Entries provided:

· · ·

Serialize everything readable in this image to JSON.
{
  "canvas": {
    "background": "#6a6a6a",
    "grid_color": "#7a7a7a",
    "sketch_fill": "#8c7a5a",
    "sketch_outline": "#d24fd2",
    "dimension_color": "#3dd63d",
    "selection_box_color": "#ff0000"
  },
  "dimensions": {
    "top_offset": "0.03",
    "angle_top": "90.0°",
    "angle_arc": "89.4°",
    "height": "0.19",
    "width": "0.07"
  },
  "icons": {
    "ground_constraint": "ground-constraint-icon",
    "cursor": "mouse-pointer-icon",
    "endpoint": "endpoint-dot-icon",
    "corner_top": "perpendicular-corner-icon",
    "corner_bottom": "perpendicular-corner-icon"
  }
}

· · ·

Problem details:
Recite the full listing above exactly.

Written response:
Serialize everything readable in this image to JSON.
{
  "canvas": {
    "background": "#6a6a6a",
    "grid_color": "#7a7a7a",
    "sketch_fill": "#8c7a5a",
    "sketch_outline": "#d24fd2",
    "dimension_color": "#3dd63d",
    "selection_box_color": "#ff0000"
  },
  "dimensions": {
    "top_offset": "0.03",
    "angle_top": "90.0°",
    "angle_arc": "89.4°",
    "height": "0.19",
    "width": "0.07"
  },
  "icons": {
    "ground_constraint": "ground-constraint-icon",
    "cursor": "mouse-pointer-icon",
    "endpoint": "endpoint-dot-icon",
    "corner_top": "perpendicular-corner-icon",
    "corner_bottom": "perpendicular-corner-icon"
  }
}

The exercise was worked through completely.